* [Task details]
Copy the entries below exactly. Images do not belong in the copy.

* [Entries provided]
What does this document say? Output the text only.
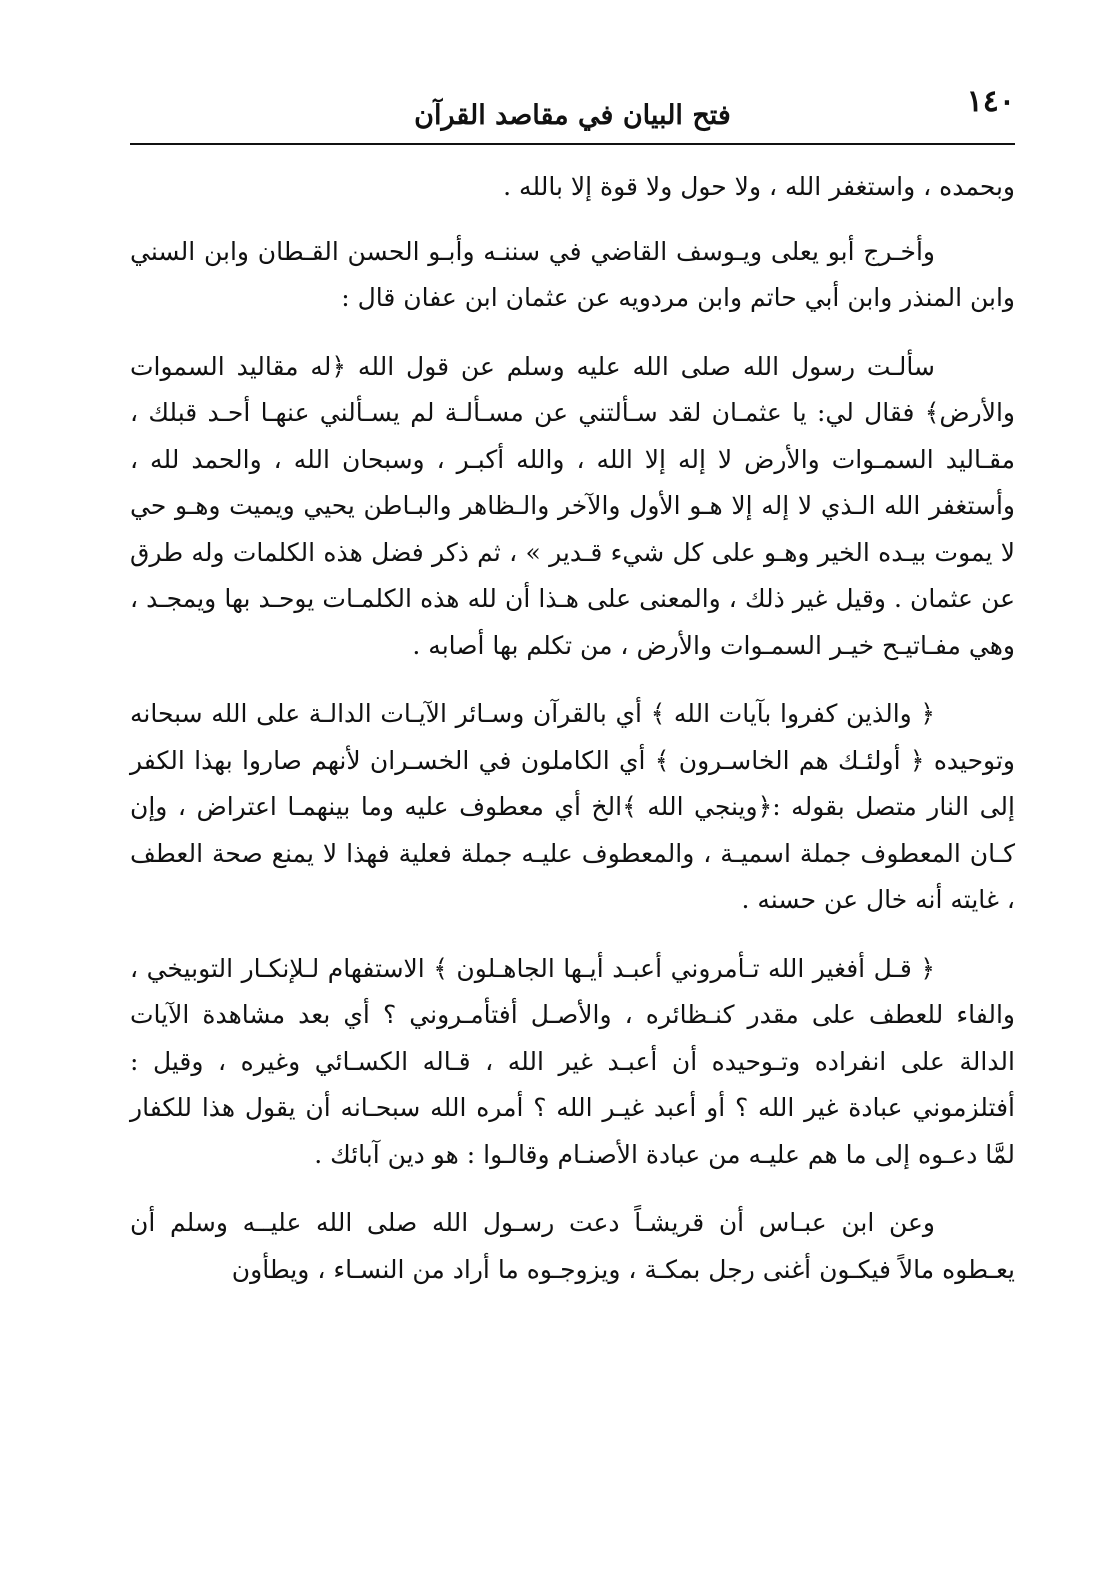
١٤٠
فتح البيان في مقاصد القرآن

وبحمده ، واستغفر الله ، ولا حول ولا قوة إلا بالله .

وأخـرج أبو يعلى ويـوسف القاضي في سننـه وأبـو الحسن القـطان وابن السني وابن المنذر وابن أبي حاتم وابن مردويه عن عثمان ابن عفان قال :

سألـت رسول الله صلى الله عليه وسلم عن قول الله ﴿له مقاليد السموات والأرض﴾ فقال لي: يا عثمـان لقد سـألتني عن مسـألـة لم يسـألني عنهـا أحـد قبلك ، مقـاليد السمـوات والأرض لا إله إلا الله ، والله أكبـر ، وسبحان الله ، والحمد لله ، وأستغفر الله الـذي لا إله إلا هـو الأول والآخر والـظاهر والبـاطن يحيي ويميت وهـو حي لا يموت بيـده الخير وهـو على كل شيء قـدير » ، ثم ذكر فضل هذه الكلمات وله طرق عن عثمان . وقيل غير ذلك ، والمعنى على هـذا أن لله هذه الكلمـات يوحـد بها ويمجـد ، وهي مفـاتيـح خيـر السمـوات والأرض ، من تكلم بها أصابه .

﴿ والذين كفروا بآيات الله ﴾ أي بالقرآن وسـائر الآيـات الدالـة على الله سبحانه وتوحيده ﴿ أولئـك هم الخاسـرون ﴾ أي الكاملون في الخسـران لأنهم صاروا بهذا الكفر إلى النار متصل بقوله :﴿وينجي الله ﴾الخ أي معطوف عليه وما بينهمـا اعتراض ، وإن كـان المعطوف جملة اسميـة ، والمعطوف عليـه جملة فعلية فهذا لا يمنع صحة العطف ، غايته أنه خال عن حسنه .

﴿ قـل أفغير الله تـأمروني أعبـد أيـها الجاهـلون ﴾ الاستفهام لـلإنكـار التوبيخي ، والفاء للعطف على مقدر كنـظائره ، والأصـل أفتأمـروني ؟ أي بعد مشاهدة الآيات الدالة على انفراده وتـوحيده أن أعبـد غير الله ، قـاله الكسـائي وغيره ، وقيل : أفتلزموني عبادة غير الله ؟ أو أعبد غيـر الله ؟ أمره الله سبحـانه أن يقول هذا للكفار لمَّا دعـوه إلى ما هم عليـه من عبادة الأصنـام وقالـوا : هو دين آبائك .

وعن ابن عبـاس أن قريشـاً دعت رسـول الله صلى الله عليــه وسلم أن يعـطوه مالاً فيكـون أغنى رجل بمكـة ، ويزوجـوه ما أراد من النسـاء ، ويطأون
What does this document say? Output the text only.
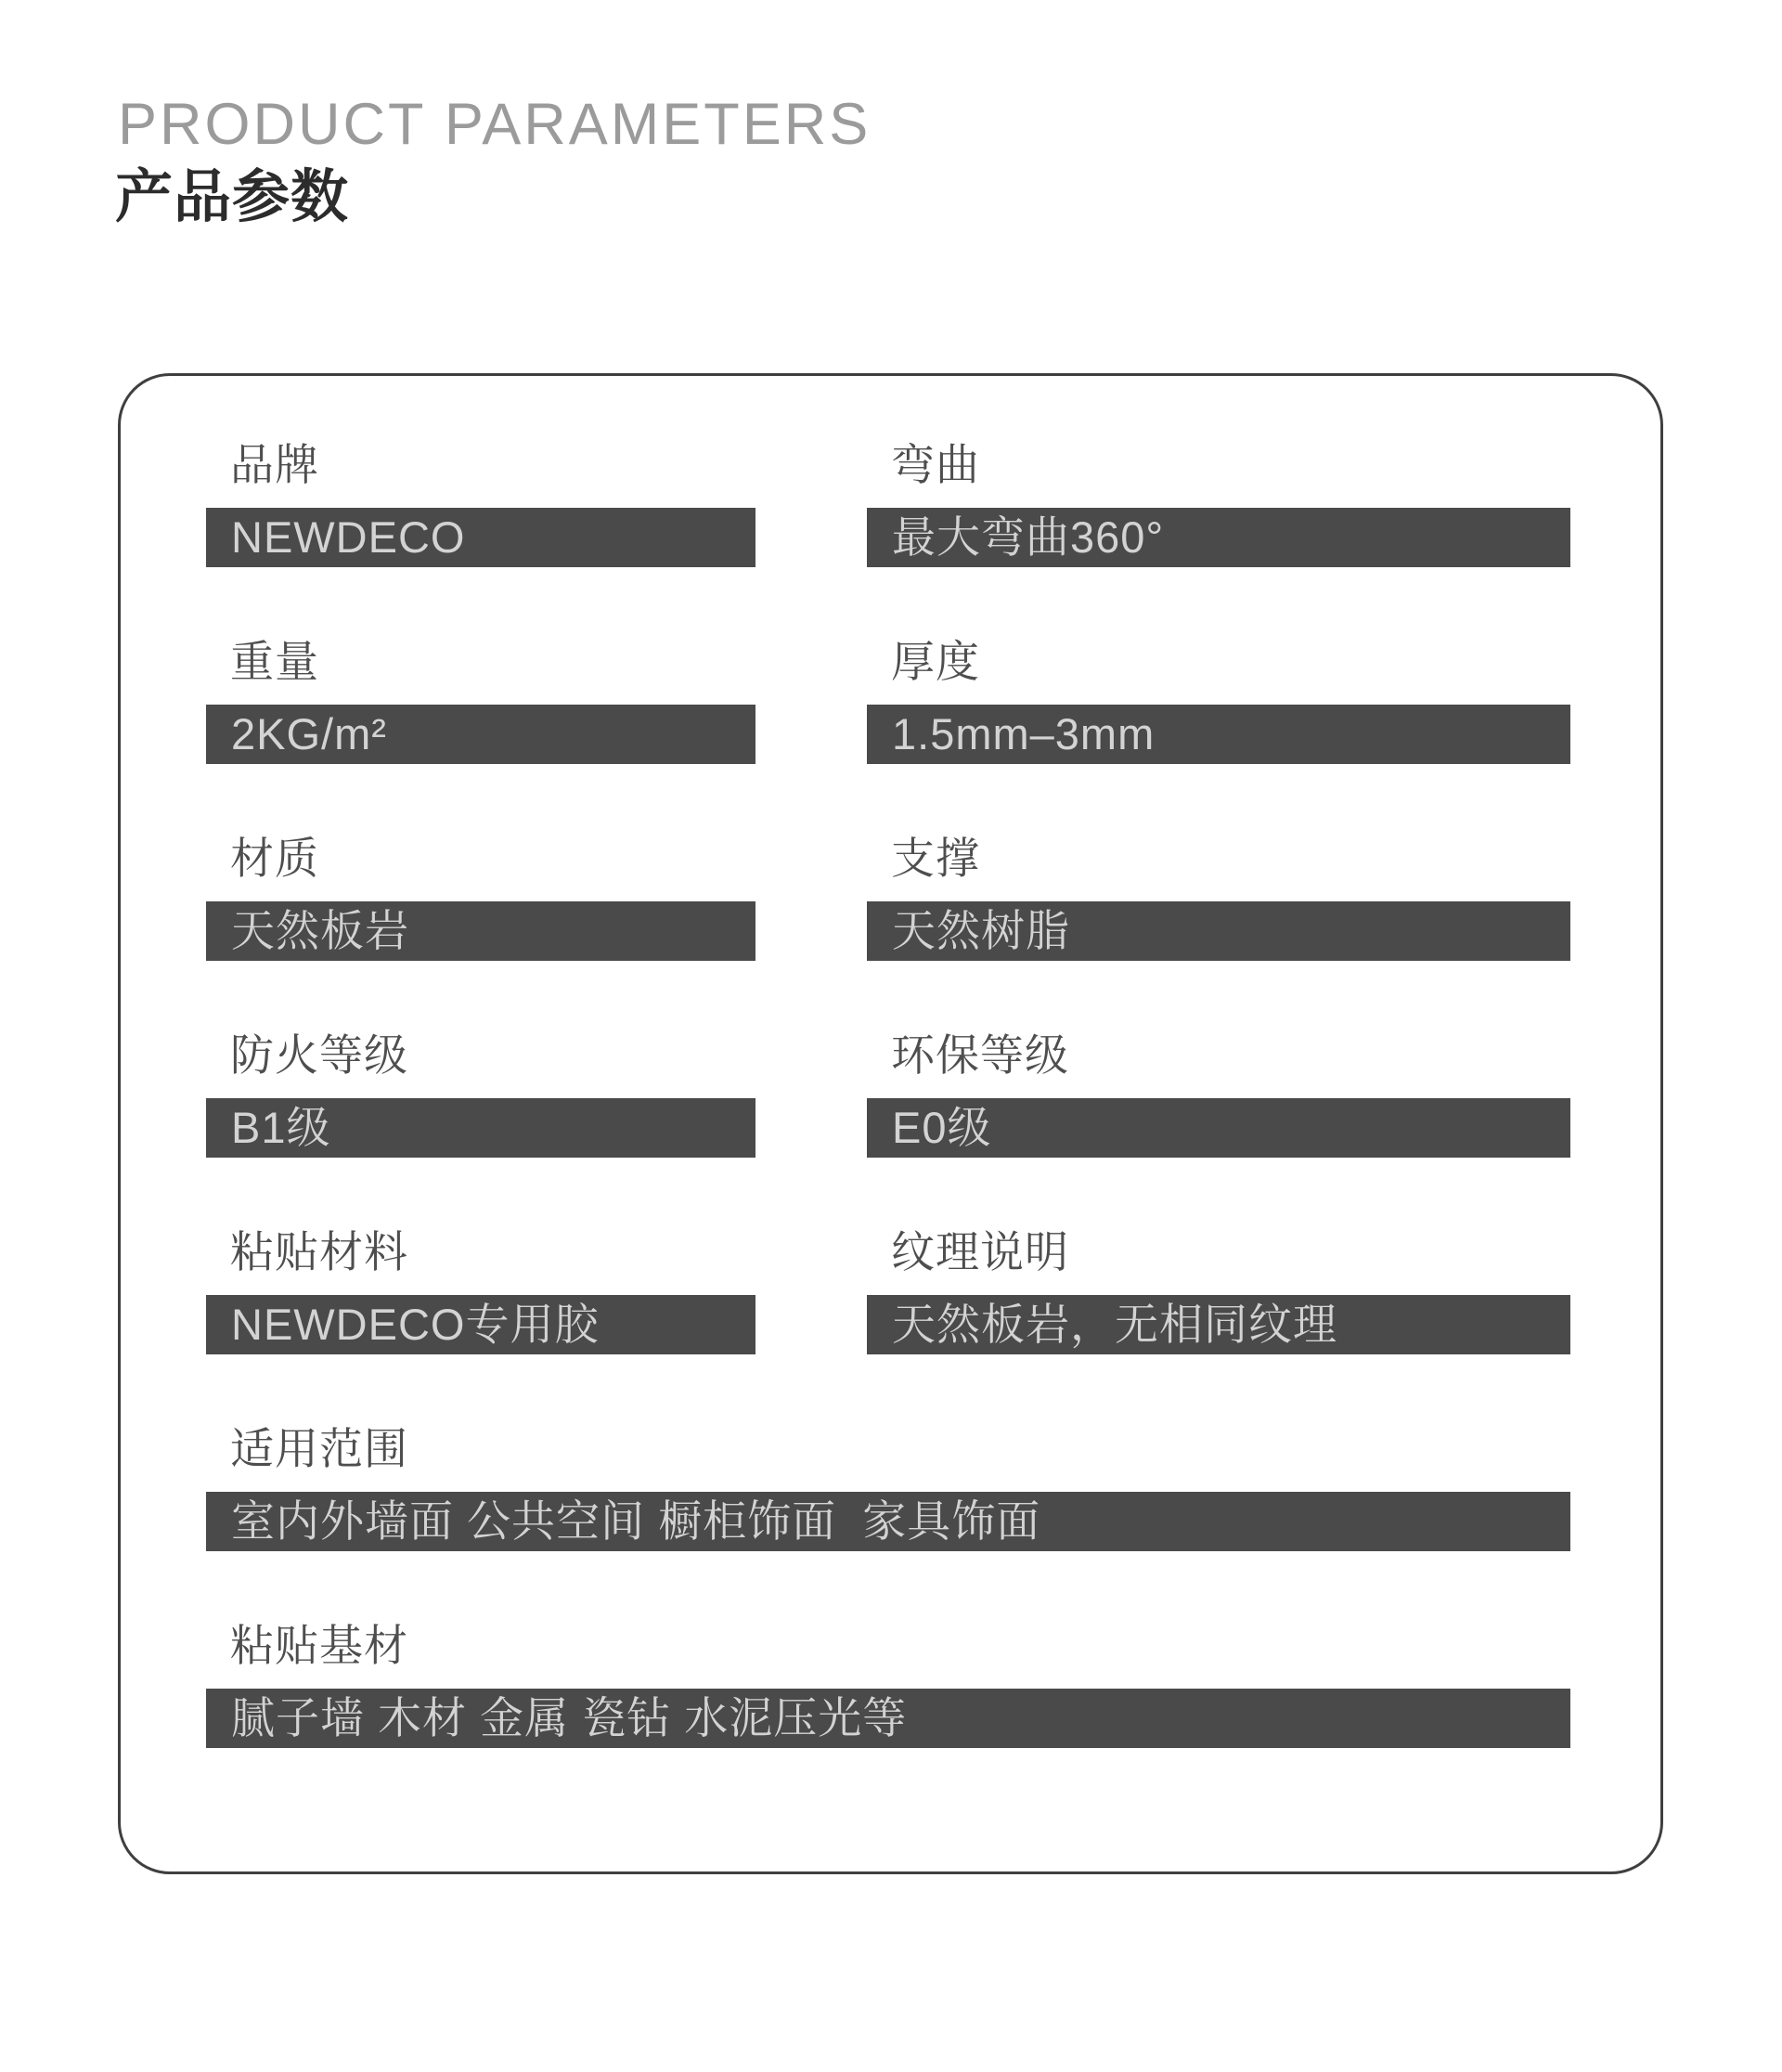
PRODUCT PARAMETERS
产品参数
品牌
NEWDECO
弯曲
最大弯曲360°
重量
2KG/m²
厚度
1.5mm–3mm
材质
天然板岩
支撑
天然树脂
防火等级
B1级
环保等级
E0级
粘贴材料
NEWDECO专用胶
纹理说明
天然板岩，无相同纹理
适用范围
室内外墙面 公共空间 橱柜饰面  家具饰面
粘贴基材
腻子墙 木材 金属 瓷钻 水泥压光等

* [Correct result]
What does this document say? Output the text only.
١٤٠
فتح البيان في مقاصد القرآن

وبحمده ، واستغفر الله ، ولا حول ولا قوة إلا بالله .

وأخـرج أبو يعلى ويـوسف القاضي في سننـه وأبـو الحسن القـطان وابن السني وابن المنذر وابن أبي حاتم وابن مردويه عن عثمان ابن عفان قال :

سألـت رسول الله صلى الله عليه وسلم عن قول الله ﴿له مقاليد السموات والأرض﴾ فقال لي: يا عثمـان لقد سـألتني عن مسـألـة لم يسـألني عنهـا أحـد قبلك ، مقـاليد السمـوات والأرض لا إله إلا الله ، والله أكبـر ، وسبحان الله ، والحمد لله ، وأستغفر الله الـذي لا إله إلا هـو الأول والآخر والـظاهر والبـاطن يحيي ويميت وهـو حي لا يموت بيـده الخير وهـو على كل شيء قـدير » ، ثم ذكر فضل هذه الكلمات وله طرق عن عثمان . وقيل غير ذلك ، والمعنى على هـذا أن لله هذه الكلمـات يوحـد بها ويمجـد ، وهي مفـاتيـح خيـر السمـوات والأرض ، من تكلم بها أصابه .

﴿ والذين كفروا بآيات الله ﴾ أي بالقرآن وسـائر الآيـات الدالـة على الله سبحانه وتوحيده ﴿ أولئـك هم الخاسـرون ﴾ أي الكاملون في الخسـران لأنهم صاروا بهذا الكفر إلى النار متصل بقوله :﴿وينجي الله ﴾الخ أي معطوف عليه وما بينهمـا اعتراض ، وإن كـان المعطوف جملة اسميـة ، والمعطوف عليـه جملة فعلية فهذا لا يمنع صحة العطف ، غايته أنه خال عن حسنه .

﴿ قـل أفغير الله تـأمروني أعبـد أيـها الجاهـلون ﴾ الاستفهام لـلإنكـار التوبيخي ، والفاء للعطف على مقدر كنـظائره ، والأصـل أفتأمـروني ؟ أي بعد مشاهدة الآيات الدالة على انفراده وتـوحيده أن أعبـد غير الله ، قـاله الكسـائي وغيره ، وقيل : أفتلزموني عبادة غير الله ؟ أو أعبد غيـر الله ؟ أمره الله سبحـانه أن يقول هذا للكفار لمَّا دعـوه إلى ما هم عليـه من عبادة الأصنـام وقالـوا : هو دين آبائك .

وعن ابن عبـاس أن قريشـاً دعت رسـول الله صلى الله عليــه وسلم أن يعـطوه مالاً فيكـون أغنى رجل بمكـة ، ويزوجـوه ما أراد من النسـاء ، ويطأون
What does this document say? Output the text only.
PRODUCT PARAMETERS
产品参数
品牌
NEWDECO
弯曲
最大弯曲360°
重量
2KG/m²
厚度
1.5mm–3mm
材质
天然板岩
支撑
天然树脂
防火等级
B1级
环保等级
E0级
粘贴材料
NEWDECO专用胶
纹理说明
天然板岩，无相同纹理
适用范围
室内外墙面 公共空间 橱柜饰面  家具饰面
粘贴基材
腻子墙 木材 金属 瓷钻 水泥压光等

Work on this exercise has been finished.